- [Do this] Return the listing word for word, as given.

[Data in this exercise start]

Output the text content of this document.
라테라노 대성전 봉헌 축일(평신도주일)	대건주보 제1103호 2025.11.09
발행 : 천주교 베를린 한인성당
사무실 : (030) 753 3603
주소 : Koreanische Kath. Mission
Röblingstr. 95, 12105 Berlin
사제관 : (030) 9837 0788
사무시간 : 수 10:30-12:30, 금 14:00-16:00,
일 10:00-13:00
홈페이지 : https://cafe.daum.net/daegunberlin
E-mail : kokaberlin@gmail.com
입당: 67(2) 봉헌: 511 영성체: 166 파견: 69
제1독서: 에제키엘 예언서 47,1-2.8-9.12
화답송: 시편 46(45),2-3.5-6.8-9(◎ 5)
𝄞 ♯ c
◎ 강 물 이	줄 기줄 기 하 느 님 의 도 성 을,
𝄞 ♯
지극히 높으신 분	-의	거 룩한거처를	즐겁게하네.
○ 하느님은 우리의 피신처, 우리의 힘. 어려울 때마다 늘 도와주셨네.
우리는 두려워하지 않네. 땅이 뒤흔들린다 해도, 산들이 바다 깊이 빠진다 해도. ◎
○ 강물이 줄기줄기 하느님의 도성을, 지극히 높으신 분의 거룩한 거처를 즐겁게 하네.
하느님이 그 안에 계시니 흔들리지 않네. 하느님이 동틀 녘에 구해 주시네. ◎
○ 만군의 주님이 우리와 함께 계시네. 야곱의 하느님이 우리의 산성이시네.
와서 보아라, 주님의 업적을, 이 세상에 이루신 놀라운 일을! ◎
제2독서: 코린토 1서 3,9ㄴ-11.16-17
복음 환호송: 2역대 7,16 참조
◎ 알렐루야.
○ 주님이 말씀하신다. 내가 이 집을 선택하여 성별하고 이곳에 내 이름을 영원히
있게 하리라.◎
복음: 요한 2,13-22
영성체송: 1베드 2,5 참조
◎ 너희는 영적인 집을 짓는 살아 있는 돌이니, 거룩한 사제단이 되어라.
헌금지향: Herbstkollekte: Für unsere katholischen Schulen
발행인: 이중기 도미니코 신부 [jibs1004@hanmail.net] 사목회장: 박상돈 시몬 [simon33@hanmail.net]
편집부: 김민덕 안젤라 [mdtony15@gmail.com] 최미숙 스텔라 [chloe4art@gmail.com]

[Data in this exercise end]

- [Task output]
Output the text content of this document.
라테라노 대성전 봉헌 축일(평신도주일)	대건주보 제1103호 2025.11.09
발행 : 천주교 베를린 한인성당
사무실 : (030) 753 3603
주소 : Koreanische Kath. Mission
Röblingstr. 95, 12105 Berlin
사제관 : (030) 9837 0788
사무시간 : 수 10:30-12:30, 금 14:00-16:00,
일 10:00-13:00
홈페이지 : https://cafe.daum.net/daegunberlin
E-mail : kokaberlin@gmail.com
입당: 67(2) 봉헌: 511 영성체: 166 파견: 69
제1독서: 에제키엘 예언서 47,1-2.8-9.12
화답송: 시편 46(45),2-3.5-6.8-9(◎ 5)
𝄞 ♯ c
◎ 강 물 이	줄 기줄 기 하 느 님 의 도 성 을,
𝄞 ♯
지극히 높으신 분	-의	거 룩한거처를	즐겁게하네.
○ 하느님은 우리의 피신처, 우리의 힘. 어려울 때마다 늘 도와주셨네.
우리는 두려워하지 않네. 땅이 뒤흔들린다 해도, 산들이 바다 깊이 빠진다 해도. ◎
○ 강물이 줄기줄기 하느님의 도성을, 지극히 높으신 분의 거룩한 거처를 즐겁게 하네.
하느님이 그 안에 계시니 흔들리지 않네. 하느님이 동틀 녘에 구해 주시네. ◎
○ 만군의 주님이 우리와 함께 계시네. 야곱의 하느님이 우리의 산성이시네.
와서 보아라, 주님의 업적을, 이 세상에 이루신 놀라운 일을! ◎
제2독서: 코린토 1서 3,9ㄴ-11.16-17
복음 환호송: 2역대 7,16 참조
◎ 알렐루야.
○ 주님이 말씀하신다. 내가 이 집을 선택하여 성별하고 이곳에 내 이름을 영원히
있게 하리라.◎
복음: 요한 2,13-22
영성체송: 1베드 2,5 참조
◎ 너희는 영적인 집을 짓는 살아 있는 돌이니, 거룩한 사제단이 되어라.
헌금지향: Herbstkollekte: Für unsere katholischen Schulen
발행인: 이중기 도미니코 신부 [jibs1004@hanmail.net] 사목회장: 박상돈 시몬 [simon33@hanmail.net]
편집부: 김민덕 안젤라 [mdtony15@gmail.com] 최미숙 스텔라 [chloe4art@gmail.com]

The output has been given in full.